JOB
Output the records. Match them exactly.

MATERIAL FOR THIS TASK
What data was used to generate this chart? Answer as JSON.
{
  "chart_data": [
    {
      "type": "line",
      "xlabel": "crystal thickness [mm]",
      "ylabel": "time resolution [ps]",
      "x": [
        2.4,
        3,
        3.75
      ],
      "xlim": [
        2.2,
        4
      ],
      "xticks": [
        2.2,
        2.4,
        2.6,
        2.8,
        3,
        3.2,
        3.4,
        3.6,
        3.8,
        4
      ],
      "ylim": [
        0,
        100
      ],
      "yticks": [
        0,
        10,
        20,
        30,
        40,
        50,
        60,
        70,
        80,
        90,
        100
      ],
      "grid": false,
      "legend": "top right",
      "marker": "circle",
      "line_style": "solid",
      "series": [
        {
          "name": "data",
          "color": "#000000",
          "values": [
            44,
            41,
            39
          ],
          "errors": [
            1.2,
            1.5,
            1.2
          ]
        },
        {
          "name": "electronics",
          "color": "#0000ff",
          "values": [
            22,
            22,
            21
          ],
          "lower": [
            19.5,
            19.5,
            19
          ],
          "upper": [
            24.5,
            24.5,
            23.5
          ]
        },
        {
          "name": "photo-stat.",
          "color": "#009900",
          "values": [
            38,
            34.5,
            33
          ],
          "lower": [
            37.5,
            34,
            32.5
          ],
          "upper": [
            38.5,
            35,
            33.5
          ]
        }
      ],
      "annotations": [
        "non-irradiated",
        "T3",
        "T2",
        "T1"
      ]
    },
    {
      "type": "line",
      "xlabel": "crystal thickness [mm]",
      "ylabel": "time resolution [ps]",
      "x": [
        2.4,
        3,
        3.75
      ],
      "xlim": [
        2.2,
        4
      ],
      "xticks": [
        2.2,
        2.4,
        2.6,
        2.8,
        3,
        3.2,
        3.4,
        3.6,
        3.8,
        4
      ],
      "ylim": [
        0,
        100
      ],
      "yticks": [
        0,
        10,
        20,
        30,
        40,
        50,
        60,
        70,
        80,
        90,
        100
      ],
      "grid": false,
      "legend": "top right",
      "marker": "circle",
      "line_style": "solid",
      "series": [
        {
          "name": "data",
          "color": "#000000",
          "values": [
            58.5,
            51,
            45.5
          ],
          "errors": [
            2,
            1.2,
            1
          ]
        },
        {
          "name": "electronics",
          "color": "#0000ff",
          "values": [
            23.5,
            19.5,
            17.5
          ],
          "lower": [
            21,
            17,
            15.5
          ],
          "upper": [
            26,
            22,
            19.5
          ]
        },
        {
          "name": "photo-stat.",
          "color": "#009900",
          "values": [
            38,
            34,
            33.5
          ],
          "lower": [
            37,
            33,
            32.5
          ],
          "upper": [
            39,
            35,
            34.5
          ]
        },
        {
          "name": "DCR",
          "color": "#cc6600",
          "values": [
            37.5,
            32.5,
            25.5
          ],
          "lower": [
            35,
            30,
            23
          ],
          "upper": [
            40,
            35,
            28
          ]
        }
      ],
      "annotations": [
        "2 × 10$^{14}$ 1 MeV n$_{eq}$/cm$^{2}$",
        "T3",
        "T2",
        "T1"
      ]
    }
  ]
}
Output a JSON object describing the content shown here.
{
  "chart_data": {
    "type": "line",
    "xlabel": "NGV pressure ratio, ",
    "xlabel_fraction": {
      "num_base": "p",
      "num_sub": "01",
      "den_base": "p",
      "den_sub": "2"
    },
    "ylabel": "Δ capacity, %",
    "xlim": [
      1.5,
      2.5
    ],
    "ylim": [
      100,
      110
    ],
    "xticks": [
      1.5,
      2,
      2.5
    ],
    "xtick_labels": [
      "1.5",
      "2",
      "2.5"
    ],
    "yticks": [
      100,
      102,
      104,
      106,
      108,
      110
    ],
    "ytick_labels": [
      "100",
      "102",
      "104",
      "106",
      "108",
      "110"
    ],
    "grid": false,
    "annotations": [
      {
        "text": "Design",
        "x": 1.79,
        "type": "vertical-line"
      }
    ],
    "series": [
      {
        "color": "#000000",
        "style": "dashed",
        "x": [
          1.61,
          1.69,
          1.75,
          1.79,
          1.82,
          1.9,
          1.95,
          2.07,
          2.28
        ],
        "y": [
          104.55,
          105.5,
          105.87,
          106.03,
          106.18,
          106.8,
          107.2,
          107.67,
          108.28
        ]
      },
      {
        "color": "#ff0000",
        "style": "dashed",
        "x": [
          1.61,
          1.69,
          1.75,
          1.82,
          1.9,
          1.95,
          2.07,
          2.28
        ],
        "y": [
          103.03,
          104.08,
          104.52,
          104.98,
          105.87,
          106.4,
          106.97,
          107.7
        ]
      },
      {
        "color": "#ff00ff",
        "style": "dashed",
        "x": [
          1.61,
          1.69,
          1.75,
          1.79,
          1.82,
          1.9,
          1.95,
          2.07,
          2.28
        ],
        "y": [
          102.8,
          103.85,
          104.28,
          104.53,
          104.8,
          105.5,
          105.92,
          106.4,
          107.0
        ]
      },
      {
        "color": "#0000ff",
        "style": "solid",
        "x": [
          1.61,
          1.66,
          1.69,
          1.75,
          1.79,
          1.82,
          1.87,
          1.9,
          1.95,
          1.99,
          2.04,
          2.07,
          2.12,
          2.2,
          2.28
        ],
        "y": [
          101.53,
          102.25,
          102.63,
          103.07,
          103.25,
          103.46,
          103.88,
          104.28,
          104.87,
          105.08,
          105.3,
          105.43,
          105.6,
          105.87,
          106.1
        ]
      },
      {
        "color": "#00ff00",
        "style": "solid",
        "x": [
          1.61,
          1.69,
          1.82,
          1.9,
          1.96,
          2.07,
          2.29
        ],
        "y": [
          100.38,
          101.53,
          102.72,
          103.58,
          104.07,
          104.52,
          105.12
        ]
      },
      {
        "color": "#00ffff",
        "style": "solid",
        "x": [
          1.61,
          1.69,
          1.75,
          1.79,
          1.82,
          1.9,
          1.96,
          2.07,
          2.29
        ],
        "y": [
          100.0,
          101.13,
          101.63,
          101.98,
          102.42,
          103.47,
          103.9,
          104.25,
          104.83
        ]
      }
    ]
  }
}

THE OUTPUT
What data was used to generate this chart? Answer as JSON.
{
  "chart_data": [
    {
      "type": "line",
      "xlabel": "crystal thickness [mm]",
      "ylabel": "time resolution [ps]",
      "x": [
        2.4,
        3,
        3.75
      ],
      "xlim": [
        2.2,
        4
      ],
      "xticks": [
        2.2,
        2.4,
        2.6,
        2.8,
        3,
        3.2,
        3.4,
        3.6,
        3.8,
        4
      ],
      "ylim": [
        0,
        100
      ],
      "yticks": [
        0,
        10,
        20,
        30,
        40,
        50,
        60,
        70,
        80,
        90,
        100
      ],
      "grid": false,
      "legend": "top right",
      "marker": "circle",
      "line_style": "solid",
      "series": [
        {
          "name": "data",
          "color": "#000000",
          "values": [
            44,
            41,
            39
          ],
          "errors": [
            1.2,
            1.5,
            1.2
          ]
        },
        {
          "name": "electronics",
          "color": "#0000ff",
          "values": [
            22,
            22,
            21
          ],
          "lower": [
            19.5,
            19.5,
            19
          ],
          "upper": [
            24.5,
            24.5,
            23.5
          ]
        },
        {
          "name": "photo-stat.",
          "color": "#009900",
          "values": [
            38,
            34.5,
            33
          ],
          "lower": [
            37.5,
            34,
            32.5
          ],
          "upper": [
            38.5,
            35,
            33.5
          ]
        }
      ],
      "annotations": [
        "non-irradiated",
        "T3",
        "T2",
        "T1"
      ]
    },
    {
      "type": "line",
      "xlabel": "crystal thickness [mm]",
      "ylabel": "time resolution [ps]",
      "x": [
        2.4,
        3,
        3.75
      ],
      "xlim": [
        2.2,
        4
      ],
      "xticks": [
        2.2,
        2.4,
        2.6,
        2.8,
        3,
        3.2,
        3.4,
        3.6,
        3.8,
        4
      ],
      "ylim": [
        0,
        100
      ],
      "yticks": [
        0,
        10,
        20,
        30,
        40,
        50,
        60,
        70,
        80,
        90,
        100
      ],
      "grid": false,
      "legend": "top right",
      "marker": "circle",
      "line_style": "solid",
      "series": [
        {
          "name": "data",
          "color": "#000000",
          "values": [
            58.5,
            51,
            45.5
          ],
          "errors": [
            2,
            1.2,
            1
          ]
        },
        {
          "name": "electronics",
          "color": "#0000ff",
          "values": [
            23.5,
            19.5,
            17.5
          ],
          "lower": [
            21,
            17,
            15.5
          ],
          "upper": [
            26,
            22,
            19.5
          ]
        },
        {
          "name": "photo-stat.",
          "color": "#009900",
          "values": [
            38,
            34,
            33.5
          ],
          "lower": [
            37,
            33,
            32.5
          ],
          "upper": [
            39,
            35,
            34.5
          ]
        },
        {
          "name": "DCR",
          "color": "#cc6600",
          "values": [
            37.5,
            32.5,
            25.5
          ],
          "lower": [
            35,
            30,
            23
          ],
          "upper": [
            40,
            35,
            28
          ]
        }
      ],
      "annotations": [
        "2 × 10$^{14}$ 1 MeV n$_{eq}$/cm$^{2}$",
        "T3",
        "T2",
        "T1"
      ]
    }
  ]
}
Output a JSON object describing the content shown here.
{
  "chart_data": {
    "type": "line",
    "xlabel": "NGV pressure ratio, ",
    "xlabel_fraction": {
      "num_base": "p",
      "num_sub": "01",
      "den_base": "p",
      "den_sub": "2"
    },
    "ylabel": "Δ capacity, %",
    "xlim": [
      1.5,
      2.5
    ],
    "ylim": [
      100,
      110
    ],
    "xticks": [
      1.5,
      2,
      2.5
    ],
    "xtick_labels": [
      "1.5",
      "2",
      "2.5"
    ],
    "yticks": [
      100,
      102,
      104,
      106,
      108,
      110
    ],
    "ytick_labels": [
      "100",
      "102",
      "104",
      "106",
      "108",
      "110"
    ],
    "grid": false,
    "annotations": [
      {
        "text": "Design",
        "x": 1.79,
        "type": "vertical-line"
      }
    ],
    "series": [
      {
        "color": "#000000",
        "style": "dashed",
        "x": [
          1.61,
          1.69,
          1.75,
          1.79,
          1.82,
          1.9,
          1.95,
          2.07,
          2.28
        ],
        "y": [
          104.55,
          105.5,
          105.87,
          106.03,
          106.18,
          106.8,
          107.2,
          107.67,
          108.28
        ]
      },
      {
        "color": "#ff0000",
        "style": "dashed",
        "x": [
          1.61,
          1.69,
          1.75,
          1.82,
          1.9,
          1.95,
          2.07,
          2.28
        ],
        "y": [
          103.03,
          104.08,
          104.52,
          104.98,
          105.87,
          106.4,
          106.97,
          107.7
        ]
      },
      {
        "color": "#ff00ff",
        "style": "dashed",
        "x": [
          1.61,
          1.69,
          1.75,
          1.79,
          1.82,
          1.9,
          1.95,
          2.07,
          2.28
        ],
        "y": [
          102.8,
          103.85,
          104.28,
          104.53,
          104.8,
          105.5,
          105.92,
          106.4,
          107.0
        ]
      },
      {
        "color": "#0000ff",
        "style": "solid",
        "x": [
          1.61,
          1.66,
          1.69,
          1.75,
          1.79,
          1.82,
          1.87,
          1.9,
          1.95,
          1.99,
          2.04,
          2.07,
          2.12,
          2.2,
          2.28
        ],
        "y": [
          101.53,
          102.25,
          102.63,
          103.07,
          103.25,
          103.46,
          103.88,
          104.28,
          104.87,
          105.08,
          105.3,
          105.43,
          105.6,
          105.87,
          106.1
        ]
      },
      {
        "color": "#00ff00",
        "style": "solid",
        "x": [
          1.61,
          1.69,
          1.82,
          1.9,
          1.96,
          2.07,
          2.29
        ],
        "y": [
          100.38,
          101.53,
          102.72,
          103.58,
          104.07,
          104.52,
          105.12
        ]
      },
      {
        "color": "#00ffff",
        "style": "solid",
        "x": [
          1.61,
          1.69,
          1.75,
          1.79,
          1.82,
          1.9,
          1.96,
          2.07,
          2.29
        ],
        "y": [
          100.0,
          101.13,
          101.63,
          101.98,
          102.42,
          103.47,
          103.9,
          104.25,
          104.83
        ]
      }
    ]
  }
}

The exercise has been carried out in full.